A essa altura não faz sentido prolongarmos nossa fantasia, de uma vez que ela conduz a coisas
inimagináveis e mesmo absurdas. Se quisermos representar a seqüência histórica em termos
espaciais, só conseguiremos fazê-lo pela justaposição no espaço: o mesmo espaço não pode ter dois
conteúdos diferentes. Nossa tentativa parece ser um jogo ocioso. Ela conta com apenas uma
justificativa. Mostra quão longe estamos de dominar as características da vida mental através de sua
representação em termos pictóricos.
Há outra objeção a ser considerada. Pode-se levantar a questão da razão por que escolhemos
precisamente o passado de uma cidade para compará-lo com o passado da mente. A suposição de
que tudo o que passou é preservado se aplica, mesmo na vida mental, só com a condição de que o
órgão da mente tenha permanecido intacto e que seus tecidos não tenham sido danificados por
trauma ou inflamação. Mas influências destrutivas que possam ser comparadas a causas de
enfermidade como as citadas acima nunca faltam na história de uma cidade, ainda que tenha tido
um passado menos diversificado que o de Roma, e ainda que, como Londres, mal tenha sofrido com
as visitas de um inimigo. Demolições e substituições de prédios ocorrem no decorrer do mais pacífico
desenvolvimento de uma cidade. Uma cidade é, portanto, a priori, inapropriada para uma
comparação desse tipo com um organismo mental.
+ + + + +
No texto sobre a comparação entre a mente e uma cidade, reescreva o trecho de "A essa altura" até "em termos pictóricos.", inclusive, trocando "fantasia" por "imaginação".

■ TRECHO DOS DADOS ■
+ + + + +
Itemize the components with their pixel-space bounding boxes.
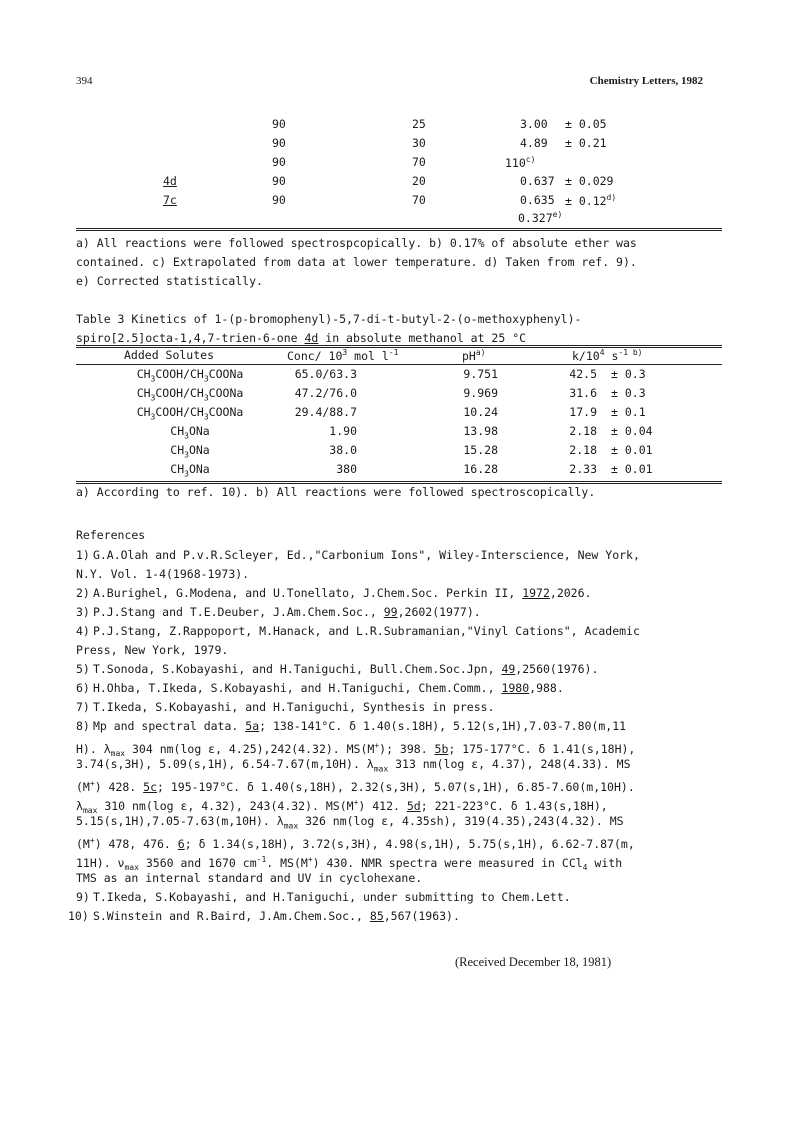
+ + + + +
■ RESPOSTA DO EXERCÍCIO ■
A essa altura não faz sentido prolongarmos nossa imaginação, de uma vez que ela conduz a coisas
inimagináveis e mesmo absurdas. Se quisermos representar a seqüência histórica em termos
espaciais, só conseguiremos fazê-lo pela justaposição no espaço: o mesmo espaço não pode ter dois
conteúdos diferentes. Nossa tentativa parece ser um jogo ocioso. Ela conta com apenas uma
justificativa. Mostra quão longe estamos de dominar as características da vida mental através de sua
representação em termos pictóricos.